### Available records
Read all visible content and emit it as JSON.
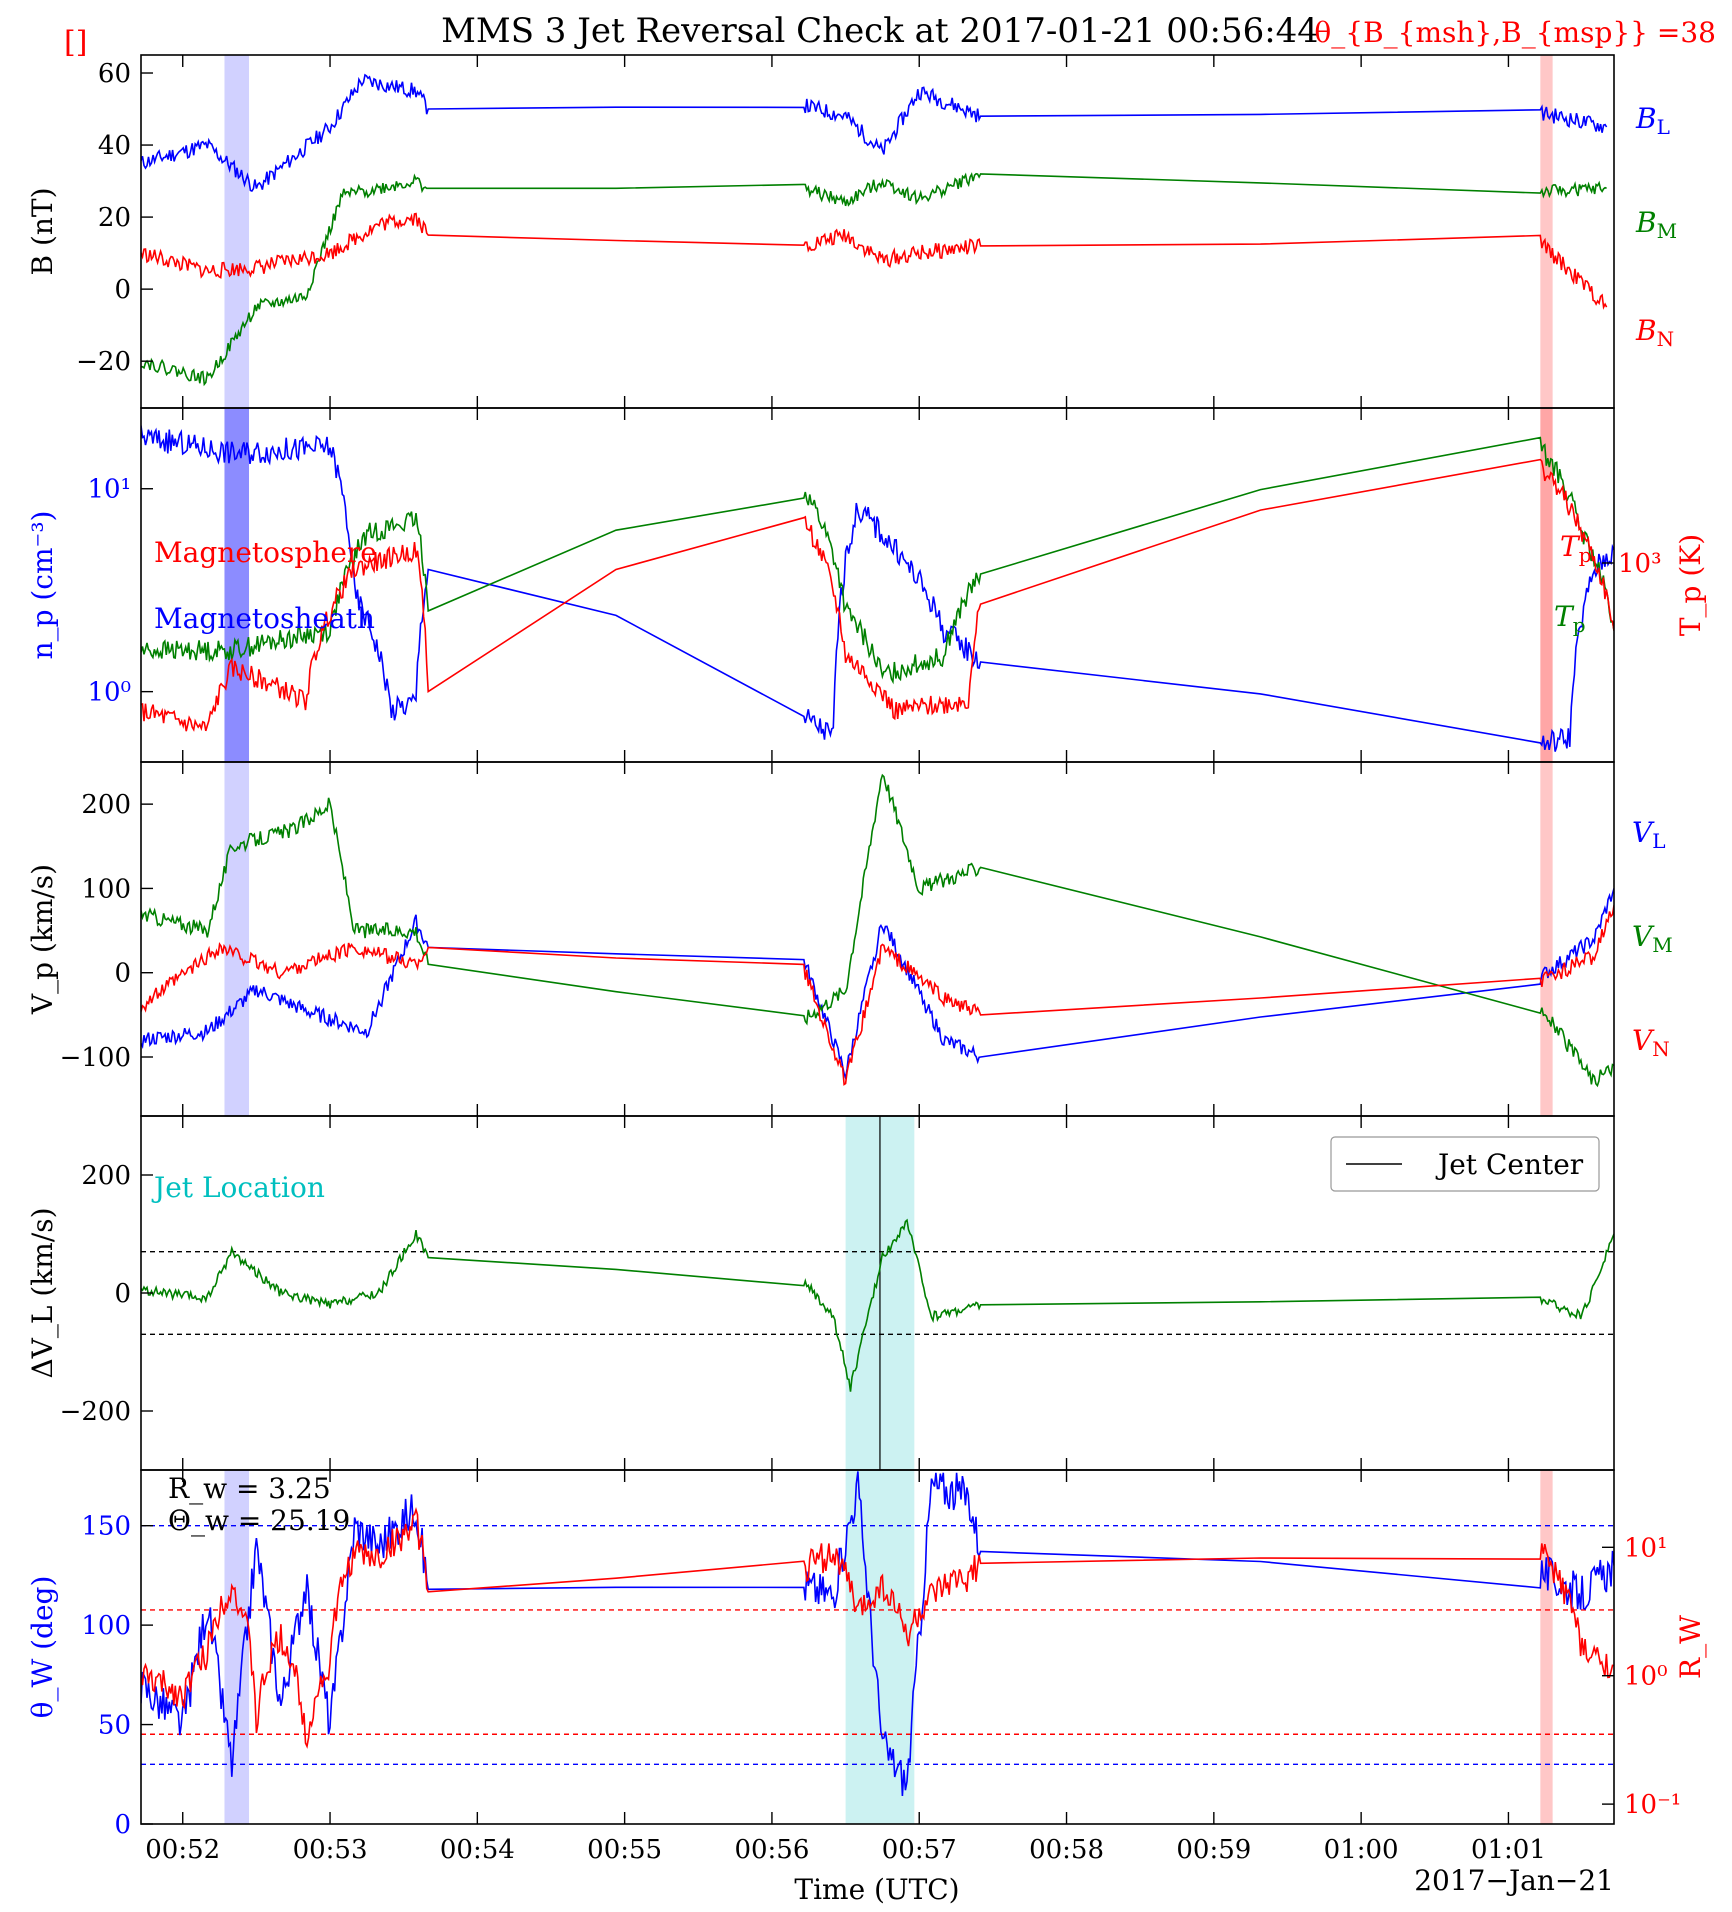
{
  "title": "MMS 3 Jet Reversal Check at 2017-01-21 00:56:44",
  "theta_annotation": "θ_{B_{msh},B_{msp}} =38",
  "corner_mark": "[]",
  "xlabel": "Time (UTC)",
  "date_label": "2017−Jan−21",
  "x_ticks": [
    "00:52",
    "00:53",
    "00:54",
    "00:55",
    "00:56",
    "00:57",
    "00:58",
    "00:59",
    "01:00",
    "01:01"
  ],
  "colors": {
    "blue": "#0000ff",
    "green": "#008000",
    "red": "#ff0000",
    "cyan": "#00bfbf",
    "black": "#000000"
  },
  "chart_data": [
    {
      "type": "line",
      "panel": "B",
      "ylabel": "B (nT)",
      "ylim": [
        -33,
        65
      ],
      "yticks": [
        "−20",
        "0",
        "20",
        "40",
        "60"
      ],
      "side_labels": [
        "B_L",
        "B_M",
        "B_N"
      ],
      "time_range": [
        "00:51:43",
        "01:01:43"
      ],
      "series": [
        {
          "name": "B_L",
          "color": "#0000ff",
          "x": [
            "00:51:43",
            "00:52:10",
            "00:52:30",
            "00:53:00",
            "00:53:13",
            "00:53:35",
            "00:53:40",
            "00:56:13",
            "00:56:30",
            "00:56:45",
            "00:57:00",
            "00:57:25",
            "01:01:13",
            "01:01:40"
          ],
          "y": [
            35,
            40,
            28,
            45,
            58,
            55,
            50,
            51,
            48,
            38,
            55,
            48,
            49,
            45
          ]
        },
        {
          "name": "B_M",
          "color": "#008000",
          "x": [
            "00:51:43",
            "00:52:10",
            "00:52:30",
            "00:52:50",
            "00:53:05",
            "00:53:35",
            "00:53:40",
            "00:56:13",
            "00:56:30",
            "00:56:45",
            "00:57:00",
            "00:57:25",
            "01:01:13",
            "01:01:40"
          ],
          "y": [
            -20,
            -25,
            -5,
            -2,
            26,
            30,
            28,
            28,
            24,
            30,
            25,
            32,
            27,
            28
          ]
        },
        {
          "name": "B_N",
          "color": "#ff0000",
          "x": [
            "00:51:43",
            "00:52:10",
            "00:52:30",
            "00:53:00",
            "00:53:20",
            "00:53:35",
            "00:53:40",
            "00:56:13",
            "00:56:30",
            "00:56:45",
            "00:57:00",
            "00:57:25",
            "01:01:13",
            "01:01:40"
          ],
          "y": [
            10,
            5,
            6,
            10,
            18,
            20,
            15,
            12,
            15,
            8,
            10,
            12,
            13,
            -5
          ]
        }
      ]
    },
    {
      "type": "line",
      "panel": "n_p / T_p",
      "ylabel": "n_p (cm^-3)",
      "ylabel_right": "T_p (K)",
      "yscale": "log",
      "ylim": [
        0.45,
        25
      ],
      "yticks": [
        "10^0",
        "10^1"
      ],
      "yticks_right": [
        "10^3"
      ],
      "annotations": [
        "Magnetosphere",
        "Magnetosheath"
      ],
      "side_labels": [
        "T_p",
        "T_p"
      ],
      "series": [
        {
          "name": "n_p",
          "color": "#0000ff",
          "x": [
            "00:51:43",
            "00:52:20",
            "00:53:00",
            "00:53:10",
            "00:53:25",
            "00:53:35",
            "00:53:40",
            "00:56:13",
            "00:56:25",
            "00:56:35",
            "00:56:50",
            "00:57:10",
            "00:57:25",
            "01:01:13",
            "01:01:25",
            "01:01:35",
            "01:01:43"
          ],
          "y": [
            18,
            15,
            16,
            3,
            0.8,
            0.9,
            4,
            0.75,
            0.6,
            8,
            5,
            2,
            1.4,
            0.55,
            0.6,
            4,
            5
          ]
        },
        {
          "color": "#008000",
          "x": [
            "00:51:43",
            "00:52:20",
            "00:53:00",
            "00:53:15",
            "00:53:35",
            "00:53:40",
            "00:56:13",
            "00:56:30",
            "00:56:45",
            "00:57:10",
            "00:57:25",
            "01:01:13",
            "01:01:30",
            "01:01:43"
          ],
          "y": [
            1.6,
            1.6,
            2.0,
            6,
            7,
            2.5,
            10,
            2.5,
            1.2,
            1.5,
            3.8,
            16,
            6,
            2
          ]
        },
        {
          "color": "#ff0000",
          "x": [
            "00:51:43",
            "00:52:10",
            "00:52:20",
            "00:52:50",
            "00:53:10",
            "00:53:35",
            "00:53:40",
            "00:56:13",
            "00:56:30",
            "00:56:50",
            "00:57:20",
            "00:57:25",
            "01:01:13",
            "01:01:30",
            "01:01:43"
          ],
          "y": [
            0.8,
            0.65,
            1.3,
            0.9,
            4,
            5,
            1.0,
            7,
            1.5,
            0.8,
            0.9,
            2.7,
            13,
            6,
            2
          ]
        }
      ]
    },
    {
      "type": "line",
      "panel": "V_p",
      "ylabel": "V_p (km/s)",
      "ylim": [
        -170,
        250
      ],
      "yticks": [
        "−100",
        "0",
        "100",
        "200"
      ],
      "side_labels": [
        "V_L",
        "V_M",
        "V_N"
      ],
      "series": [
        {
          "name": "V_L",
          "color": "#0000ff",
          "x": [
            "00:51:43",
            "00:52:10",
            "00:52:30",
            "00:52:50",
            "00:53:15",
            "00:53:35",
            "00:53:40",
            "00:56:13",
            "00:56:30",
            "00:56:45",
            "00:57:10",
            "00:57:25",
            "01:01:13",
            "01:01:35",
            "01:01:43"
          ],
          "y": [
            -80,
            -70,
            -20,
            -45,
            -70,
            60,
            30,
            15,
            -120,
            60,
            -80,
            -100,
            -5,
            40,
            100
          ]
        },
        {
          "name": "V_M",
          "color": "#008000",
          "x": [
            "00:51:43",
            "00:52:10",
            "00:52:20",
            "00:52:45",
            "00:53:00",
            "00:53:10",
            "00:53:35",
            "00:53:40",
            "00:56:13",
            "00:56:30",
            "00:56:45",
            "00:57:00",
            "00:57:25",
            "01:01:13",
            "01:01:35",
            "01:01:43"
          ],
          "y": [
            70,
            50,
            150,
            170,
            200,
            50,
            50,
            10,
            -55,
            -20,
            240,
            100,
            125,
            -40,
            -130,
            -110
          ]
        },
        {
          "name": "V_N",
          "color": "#ff0000",
          "x": [
            "00:51:43",
            "00:52:15",
            "00:52:40",
            "00:53:10",
            "00:53:35",
            "00:53:40",
            "00:56:13",
            "00:56:30",
            "00:56:45",
            "00:57:10",
            "00:57:25",
            "01:01:13",
            "01:01:35",
            "01:01:43"
          ],
          "y": [
            -40,
            30,
            0,
            30,
            10,
            30,
            5,
            -130,
            30,
            -30,
            -50,
            -10,
            20,
            80
          ]
        }
      ]
    },
    {
      "type": "line",
      "panel": "ΔV_L",
      "ylabel": "ΔV_L (km/s)",
      "ylim": [
        -300,
        300
      ],
      "yticks": [
        "−200",
        "0",
        "200"
      ],
      "annotations": [
        "Jet Location"
      ],
      "legend": {
        "label": "Jet Center",
        "placement": "top-right"
      },
      "jet_center": "00:56:44",
      "jet_region": [
        "00:56:30",
        "00:56:58"
      ],
      "threshold_lines": [
        70,
        -70
      ],
      "series": [
        {
          "color": "#008000",
          "x": [
            "00:51:43",
            "00:52:10",
            "00:52:20",
            "00:52:40",
            "00:53:00",
            "00:53:20",
            "00:53:35",
            "00:53:40",
            "00:56:13",
            "00:56:25",
            "00:56:32",
            "00:56:45",
            "00:56:55",
            "00:57:05",
            "00:57:25",
            "01:01:13",
            "01:01:30",
            "01:01:43"
          ],
          "y": [
            5,
            -10,
            70,
            0,
            -20,
            0,
            100,
            60,
            20,
            -40,
            -160,
            60,
            120,
            -40,
            -20,
            -10,
            -40,
            100
          ]
        }
      ]
    },
    {
      "type": "line",
      "panel": "θ_W / R_W",
      "ylabel": "θ_W (deg)",
      "ylabel_right": "R_W",
      "ylim": [
        0,
        178
      ],
      "yticks": [
        "0",
        "50",
        "100",
        "150"
      ],
      "yticks_right": [
        "10^-1",
        "10^0",
        "10^1"
      ],
      "ylim_right_log": [
        0.07,
        40
      ],
      "annotations": [
        "R_w = 3.25",
        "Θ_w = 25.19"
      ],
      "reference_lines_left": [
        150,
        30
      ],
      "reference_lines_right": [
        3.25,
        0.35
      ],
      "series": [
        {
          "color": "#0000ff",
          "x": [
            "00:51:43",
            "00:52:00",
            "00:52:10",
            "00:52:20",
            "00:52:30",
            "00:52:40",
            "00:52:50",
            "00:53:00",
            "00:53:10",
            "00:53:20",
            "00:53:35",
            "00:53:40",
            "00:56:13",
            "00:56:25",
            "00:56:35",
            "00:56:45",
            "00:56:55",
            "00:57:05",
            "00:57:20",
            "00:57:25",
            "01:01:13",
            "01:01:30",
            "01:01:43"
          ],
          "y": [
            70,
            50,
            110,
            30,
            140,
            60,
            120,
            50,
            150,
            140,
            160,
            118,
            120,
            115,
            170,
            40,
            20,
            170,
            165,
            137,
            127,
            115,
            130
          ]
        },
        {
          "color": "#ff0000",
          "x": [
            "00:51:43",
            "00:52:00",
            "00:52:10",
            "00:52:20",
            "00:52:30",
            "00:52:40",
            "00:52:50",
            "00:53:00",
            "00:53:10",
            "00:53:20",
            "00:53:35",
            "00:53:40",
            "00:56:13",
            "00:56:25",
            "00:56:35",
            "00:56:45",
            "00:56:55",
            "00:57:05",
            "00:57:20",
            "00:57:25",
            "01:01:13",
            "01:01:30",
            "01:01:43"
          ],
          "y": [
            1.0,
            0.7,
            1.5,
            5,
            0.4,
            2,
            0.3,
            1.2,
            9,
            8,
            15,
            4.5,
            7,
            9,
            3,
            5,
            2,
            4,
            6,
            7.5,
            9,
            1.5,
            1.2
          ]
        }
      ]
    }
  ],
  "shaded_regions": {
    "blue_band": [
      "00:52:17",
      "00:52:27"
    ],
    "red_band": [
      "01:01:13",
      "01:01:18"
    ],
    "cyan_band": [
      "00:56:30",
      "00:56:58"
    ]
  }
}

### Your task
Take every line containing the word "panel" and copy it.

### Task solution
      "panel": "B",
      "panel": "n_p / T_p",
      "panel": "V_p",
      "panel": "ΔV_L",
      "panel": "θ_W / R_W",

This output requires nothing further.